──────── Extracted entries ────────
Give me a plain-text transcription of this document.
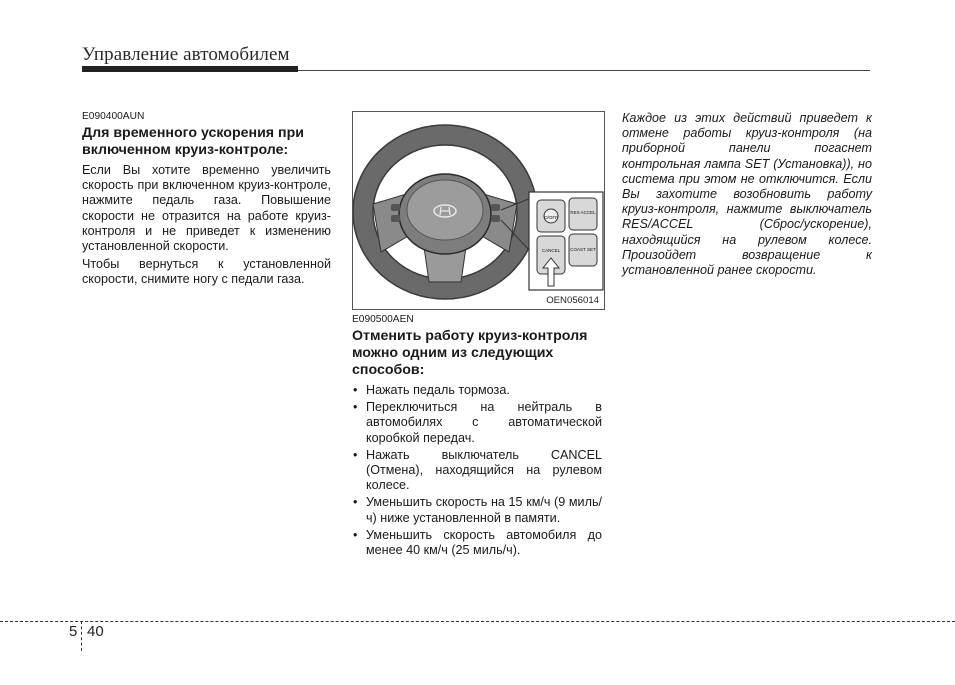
Управление автомобилем
E090400AUN
Для временного ускорения при включенном круиз-контроле:

Если Вы хотите временно увеличить скорость при включенном круиз-контроле, нажмите педаль газа. Повышение скорости не отразится на работе круиз-контроля и не приведет к изменению установленной скорости.

Чтобы вернуться к установленной скорости, снимите ногу с педали газа.

O/OFF
RES ACCEL
COAST SET
CANCEL
OEN056014
E090500AEN
Отменить работу круиз-контроля можно одним из следующих способов:
• Нажать педаль тормоза.
• Переключиться на нейтраль в автомобилях с автоматической коробкой передач.
• Нажать выключатель CANCEL (Отмена), находящийся на рулевом колесе.
• Уменьшить скорость на 15 км/ч (9 миль/ч) ниже установленной в памяти.
• Уменьшить скорость автомобиля до менее 40 км/ч (25 миль/ч).

Каждое из этих действий приведет к отмене работы круиз-контроля (на приборной панели погаснет контрольная лампа SET (Установка)), но система при этом не отключится. Если Вы захотите возобновить работу круиз-контроля, нажмите выключатель RES/ACCEL (Сброс/ускорение), находящийся на рулевом колесе. Произойдет возвращение к установленной ранее скорости.

5 40
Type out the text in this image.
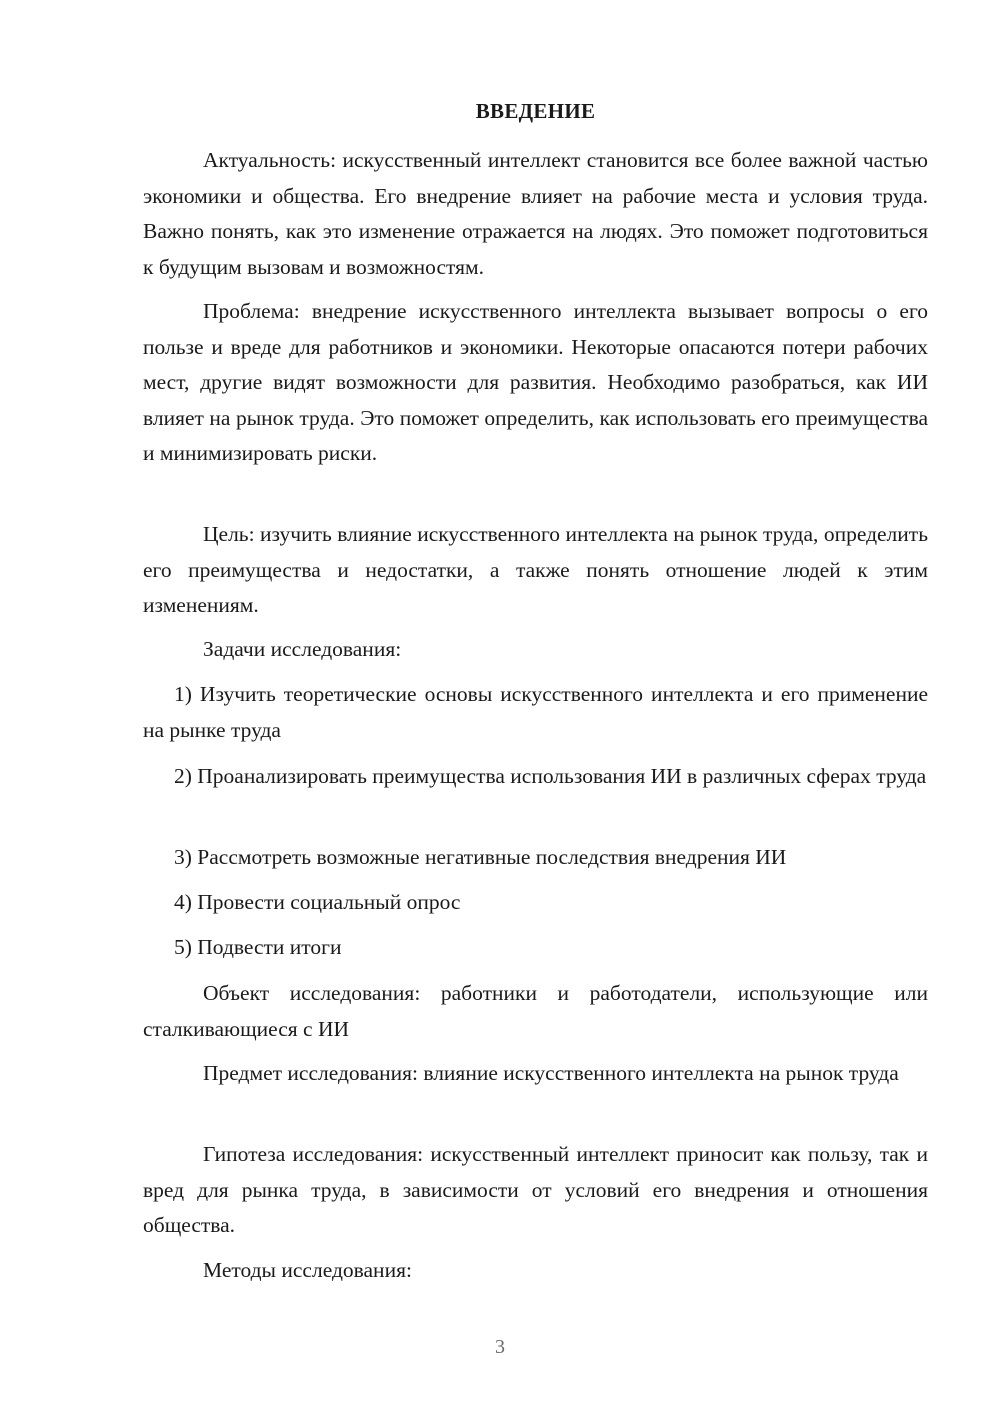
ВВЕДЕНИЕ

Актуальность: искусственный интеллект становится все более важной частью экономики и общества. Его внедрение влияет на рабочие места и условия труда. Важно понять, как это изменение отражается на людях. Это поможет подготовиться к будущим вызовам и возможностям.

Проблема: внедрение искусственного интеллекта вызывает вопросы о его пользе и вреде для работников и экономики. Некоторые опасаются потери рабочих мест, другие видят возможности для развития. Необходимо разобраться, как ИИ влияет на рынок труда. Это поможет определить, как использовать его преимущества и минимизировать риски.

Цель: изучить влияние искусственного интеллекта на рынок труда, определить его преимущества и недостатки, а также понять отношение людей к этим изменениям.

Задачи исследования:

1) Изучить теоретические основы искусственного интеллекта и его применение на рынке труда

2) Проанализировать преимущества использования ИИ в различных сферах труда

3) Рассмотреть возможные негативные последствия внедрения ИИ

4) Провести социальный опрос

5) Подвести итоги

Объект исследования: работники и работодатели, использующие или сталкивающиеся с ИИ

Предмет исследования: влияние искусственного интеллекта на рынок труда

Гипотеза исследования: искусственный интеллект приносит как пользу, так и вред для рынка труда, в зависимости от условий его внедрения и отношения общества.

Методы исследования:

3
────────
### Stated task:
Do not include images; quote all of the entries above exactly.

### Reply to the task:
Give me a plain-text transcription of this document.
Управление автомобилем
E090400AUN
Для временного ускорения при включенном круиз-контроле:

Если Вы хотите временно увеличить скорость при включенном круиз-контроле, нажмите педаль газа. Повышение скорости не отразится на работе круиз-контроля и не приведет к изменению установленной скорости.

Чтобы вернуться к установленной скорости, снимите ногу с педали газа.

O/OFF
RES ACCEL
COAST SET
CANCEL
OEN056014
E090500AEN
Отменить работу круиз-контроля можно одним из следующих способов:
• Нажать педаль тормоза.
• Переключиться на нейтраль в автомобилях с автоматической коробкой передач.
• Нажать выключатель CANCEL (Отмена), находящийся на рулевом колесе.
• Уменьшить скорость на 15 км/ч (9 миль/ч) ниже установленной в памяти.
• Уменьшить скорость автомобиля до менее 40 км/ч (25 миль/ч).

Каждое из этих действий приведет к отмене работы круиз-контроля (на приборной панели погаснет контрольная лампа SET (Установка)), но система при этом не отключится. Если Вы захотите возобновить работу круиз-контроля, нажмите выключатель RES/ACCEL (Сброс/ускорение), находящийся на рулевом колесе. Произойдет возвращение к установленной ранее скорости.

5 40
Type out the text in this image.
ВВЕДЕНИЕ

Актуальность: искусственный интеллект становится все более важной частью экономики и общества. Его внедрение влияет на рабочие места и условия труда. Важно понять, как это изменение отражается на людях. Это поможет подготовиться к будущим вызовам и возможностям.

Проблема: внедрение искусственного интеллекта вызывает вопросы о его пользе и вреде для работников и экономики. Некоторые опасаются потери рабочих мест, другие видят возможности для развития. Необходимо разобраться, как ИИ влияет на рынок труда. Это поможет определить, как использовать его преимущества и минимизировать риски.

Цель: изучить влияние искусственного интеллекта на рынок труда, определить его преимущества и недостатки, а также понять отношение людей к этим изменениям.

Задачи исследования:

1) Изучить теоретические основы искусственного интеллекта и его применение на рынке труда

2) Проанализировать преимущества использования ИИ в различных сферах труда

3) Рассмотреть возможные негативные последствия внедрения ИИ

4) Провести социальный опрос

5) Подвести итоги

Объект исследования: работники и работодатели, использующие или сталкивающиеся с ИИ

Предмет исследования: влияние искусственного интеллекта на рынок труда

Гипотеза исследования: искусственный интеллект приносит как пользу, так и вред для рынка труда, в зависимости от условий его внедрения и отношения общества.

Методы исследования:

3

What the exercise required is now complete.